:: RECORDS FOR THIS TASK ::
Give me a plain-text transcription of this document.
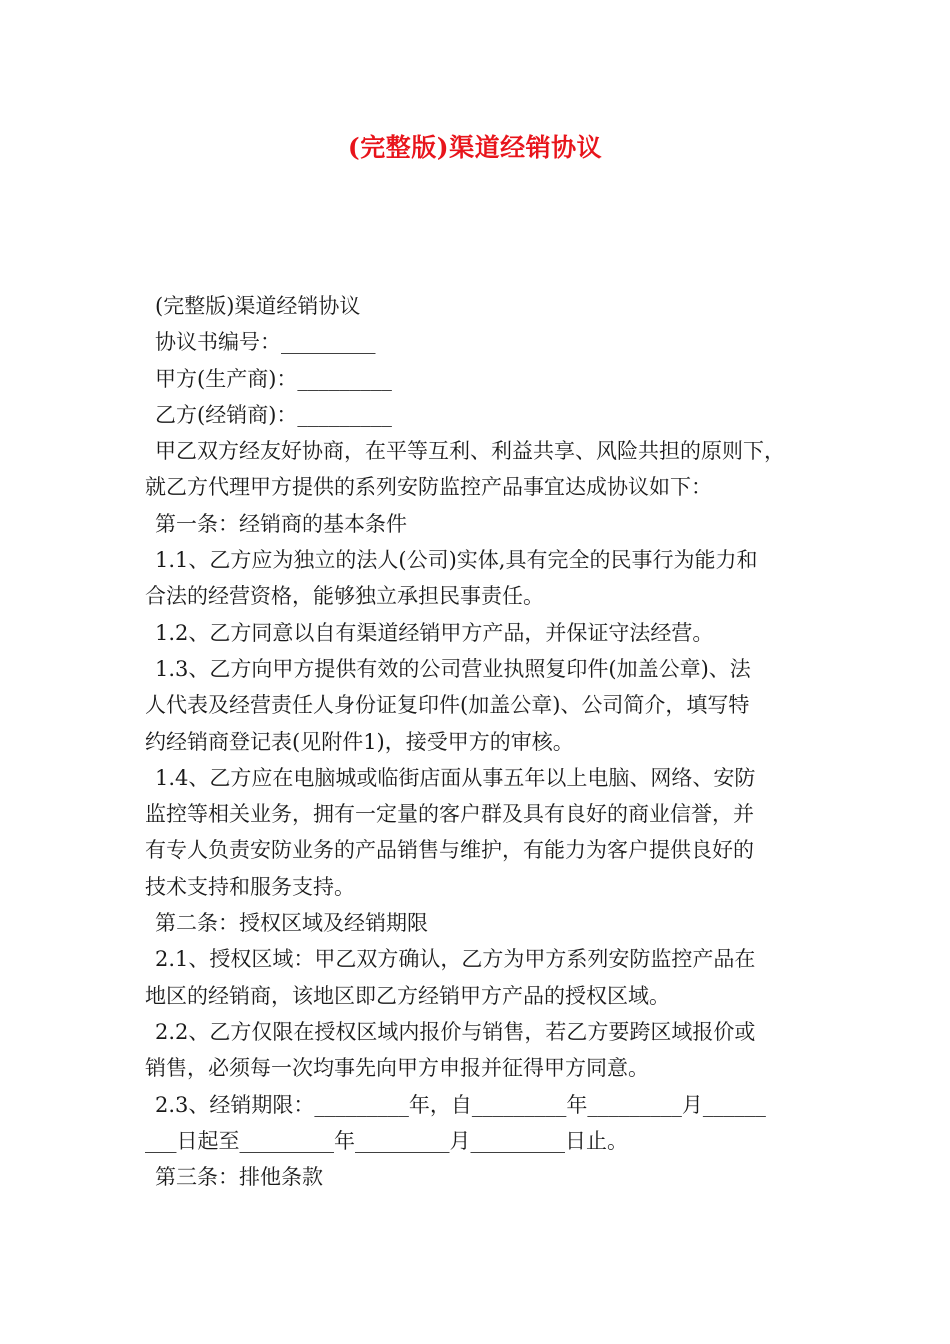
(完整版)渠道经销协议
(完整版)渠道经销协议
协议书编号：_________
甲方(生产商)：_________
乙方(经销商)：_________
甲乙双方经友好协商，在平等互利、利益共享、风险共担的原则下，
就乙方代理甲方提供的系列安防监控产品事宜达成协议如下：
第一条：经销商的基本条件
1.1、乙方应为独立的法人(公司)实体,具有完全的民事行为能力和
合法的经营资格，能够独立承担民事责任。
1.2、乙方同意以自有渠道经销甲方产品，并保证守法经营。
1.3、乙方向甲方提供有效的公司营业执照复印件(加盖公章)、法
人代表及经营责任人身份证复印件(加盖公章)、公司简介，填写特
约经销商登记表(见附件1)，接受甲方的审核。
1.4、乙方应在电脑城或临街店面从事五年以上电脑、网络、安防
监控等相关业务，拥有一定量的客户群及具有良好的商业信誉，并
有专人负责安防业务的产品销售与维护，有能力为客户提供良好的
技术支持和服务支持。
第二条：授权区域及经销期限
2.1、授权区域：甲乙双方确认，乙方为甲方系列安防监控产品在
地区的经销商，该地区即乙方经销甲方产品的授权区域。
2.2、乙方仅限在授权区域内报价与销售，若乙方要跨区域报价或
销售，必须每一次均事先向甲方申报并征得甲方同意。
2.3、经销期限：_________年，自_________年_________月______
___日起至_________年_________月_________日止。
第三条：排他条款
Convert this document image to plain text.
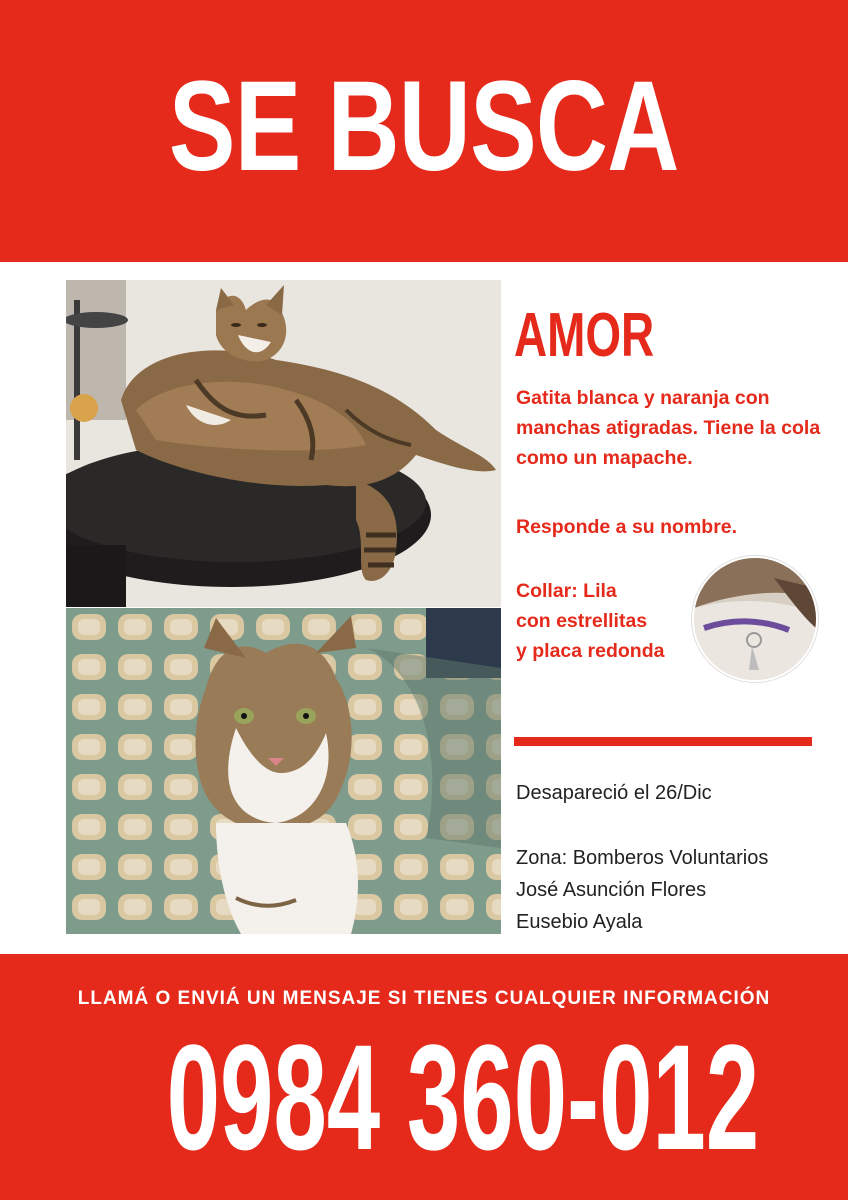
SE BUSCA
AMOR

Gatita blanca y naranja con manchas atigradas. Tiene la cola como un mapache.

Responde a su nombre.

Collar: Lila
con estrellitas
y placa redonda

Desapareció el 26/Dic

Zona: Bomberos Voluntarios
José Asunción Flores
Eusebio Ayala

LLAMÁ O ENVIÁ UN MENSAJE SI TIENES CUALQUIER INFORMACIÓN
0984 360-012
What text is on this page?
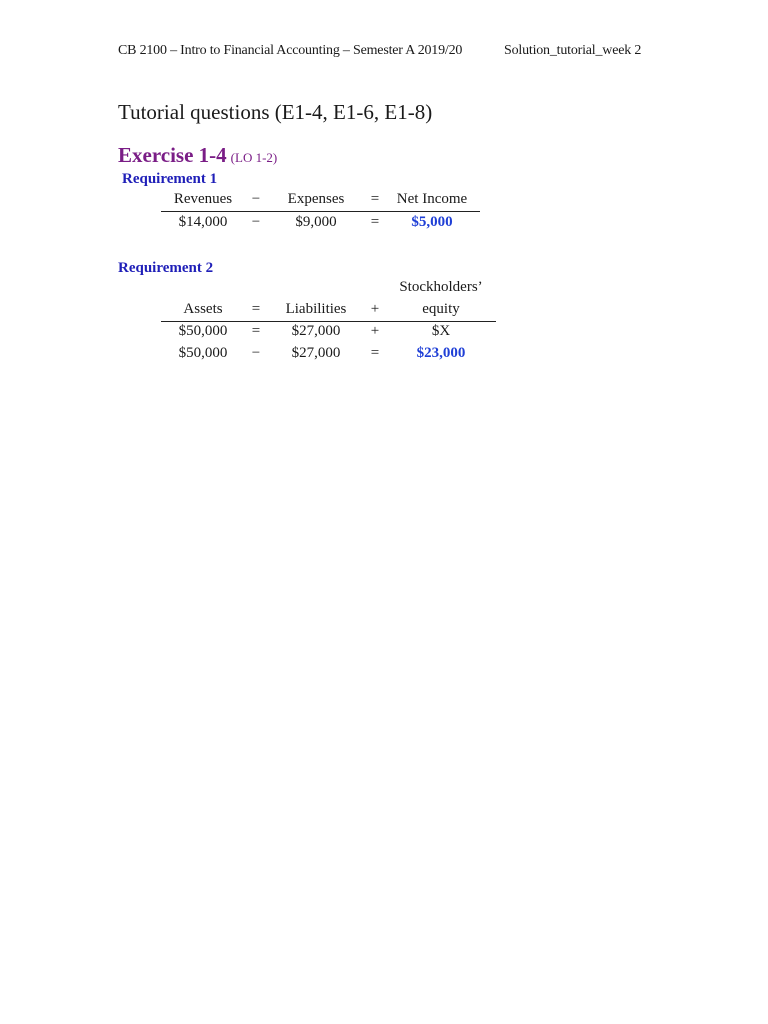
CB 2100 – Intro to Financial Accounting – Semester A 2019/20	Solution_tutorial_week 2
Tutorial questions (E1-4, E1-6, E1-8)
Exercise 1-4 (LO 1-2)
Requirement 1
Revenues	−	Expenses	=	Net Income
$14,000	−	$9,000	=	$5,000
Requirement 2
Stockholders’
Assets	=	Liabilities	+	equity
$50,000	=	$27,000	+	$X
$50,000	−	$27,000	=	$23,000
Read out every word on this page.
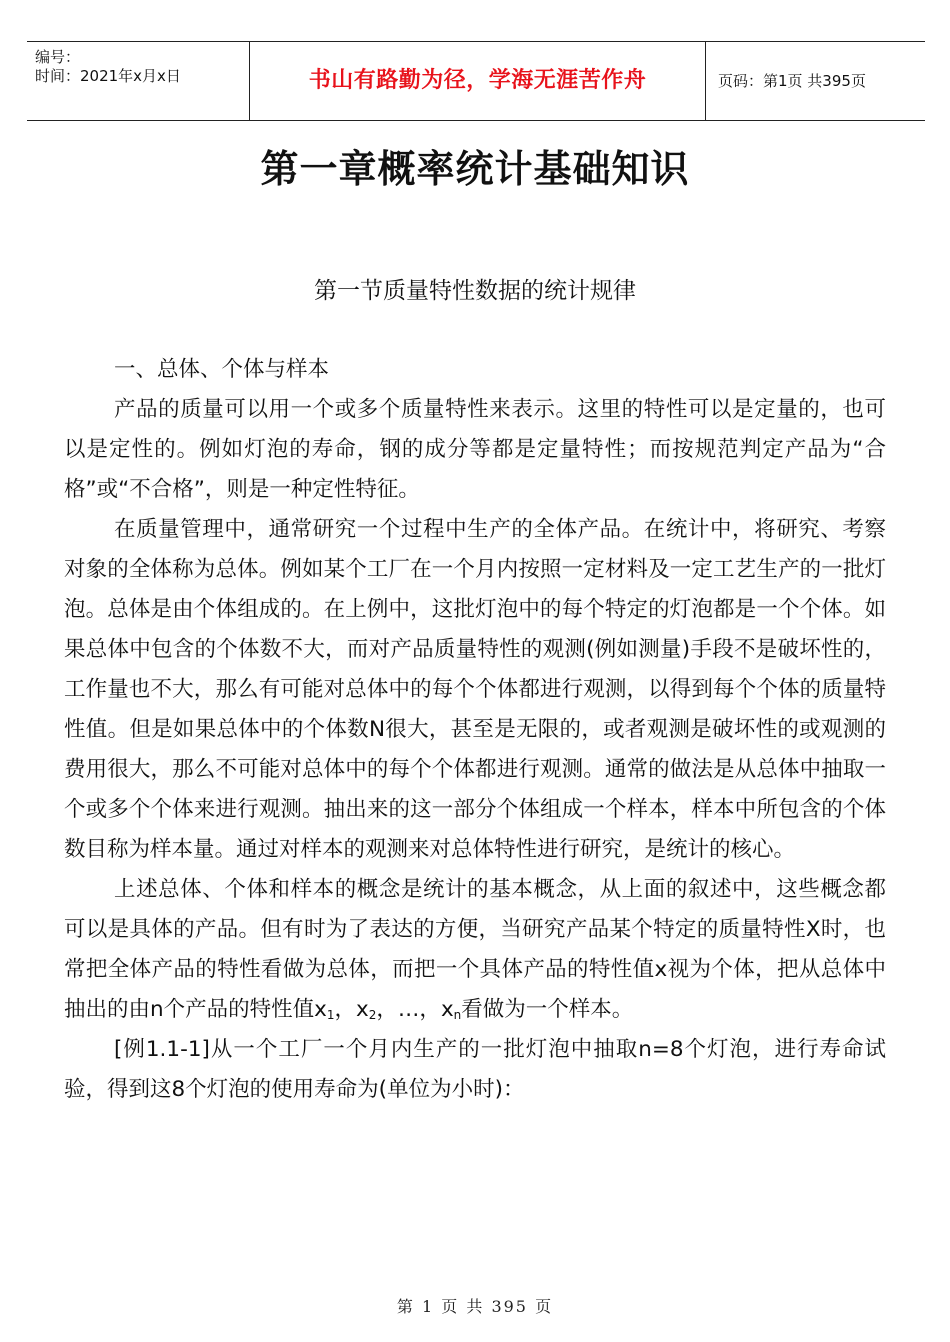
编号：
时间：2021年x月x日	书山有路勤为径，学海无涯苦作舟	页码：第1页 共395页
第一章概率统计基础知识
第一节质量特性数据的统计规律

一、总体、个体与样本

产品的质量可以用一个或多个质量特性来表示。这里的特性可以是定量的，也可以是定性的。例如灯泡的寿命，钢的成分等都是定量特性；而按规范判定产品为“合格”或“不合格”，则是一种定性特征。

在质量管理中，通常研究一个过程中生产的全体产品。在统计中，将研究、考察对象的全体称为总体。例如某个工厂在一个月内按照一定材料及一定工艺生产的一批灯泡。总体是由个体组成的。在上例中，这批灯泡中的每个特定的灯泡都是一个个体。如果总体中包含的个体数不大，而对产品质量特性的观测(例如测量)手段不是破坏性的，工作量也不大，那么有可能对总体中的每个个体都进行观测，以得到每个个体的质量特性值。但是如果总体中的个体数N很大，甚至是无限的，或者观测是破坏性的或观测的费用很大，那么不可能对总体中的每个个体都进行观测。通常的做法是从总体中抽取一个或多个个体来进行观测。抽出来的这一部分个体组成一个样本，样本中所包含的个体数目称为样本量。通过对样本的观测来对总体特性进行研究，是统计的核心。

上述总体、个体和样本的概念是统计的基本概念，从上面的叙述中，这些概念都可以是具体的产品。但有时为了表达的方便，当研究产品某个特定的质量特性X时，也常把全体产品的特性看做为总体，而把一个具体产品的特性值x视为个体，把从总体中抽出的由n个产品的特性值$x_1$，$x_2$，…，$x_n$看做为一个样本。

[例1.1-1]从一个工厂一个月内生产的一批灯泡中抽取n=8个灯泡，进行寿命试验，得到这8个灯泡的使用寿命为(单位为小时)：

第 1 页 共 395 页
:::
THE EXERCISE -
Take the line that contains "Read out every word on this page." as the first and the last line of the records as the end, and please quote those lines exactly, pictures omitted.

TASK RESULT -
Read out every word on this page.
编号：
时间：2021年x月x日	书山有路勤为径，学海无涯苦作舟	页码：第1页 共395页
第一章概率统计基础知识
第一节质量特性数据的统计规律

一、总体、个体与样本

产品的质量可以用一个或多个质量特性来表示。这里的特性可以是定量的，也可以是定性的。例如灯泡的寿命，钢的成分等都是定量特性；而按规范判定产品为“合格”或“不合格”，则是一种定性特征。

在质量管理中，通常研究一个过程中生产的全体产品。在统计中，将研究、考察对象的全体称为总体。例如某个工厂在一个月内按照一定材料及一定工艺生产的一批灯泡。总体是由个体组成的。在上例中，这批灯泡中的每个特定的灯泡都是一个个体。如果总体中包含的个体数不大，而对产品质量特性的观测(例如测量)手段不是破坏性的，工作量也不大，那么有可能对总体中的每个个体都进行观测，以得到每个个体的质量特性值。但是如果总体中的个体数N很大，甚至是无限的，或者观测是破坏性的或观测的费用很大，那么不可能对总体中的每个个体都进行观测。通常的做法是从总体中抽取一个或多个个体来进行观测。抽出来的这一部分个体组成一个样本，样本中所包含的个体数目称为样本量。通过对样本的观测来对总体特性进行研究，是统计的核心。

上述总体、个体和样本的概念是统计的基本概念，从上面的叙述中，这些概念都可以是具体的产品。但有时为了表达的方便，当研究产品某个特定的质量特性X时，也常把全体产品的特性看做为总体，而把一个具体产品的特性值x视为个体，把从总体中抽出的由n个产品的特性值$x_1$，$x_2$，…，$x_n$看做为一个样本。

[例1.1-1]从一个工厂一个月内生产的一批灯泡中抽取n=8个灯泡，进行寿命试验，得到这8个灯泡的使用寿命为(单位为小时)：

第 1 页 共 395 页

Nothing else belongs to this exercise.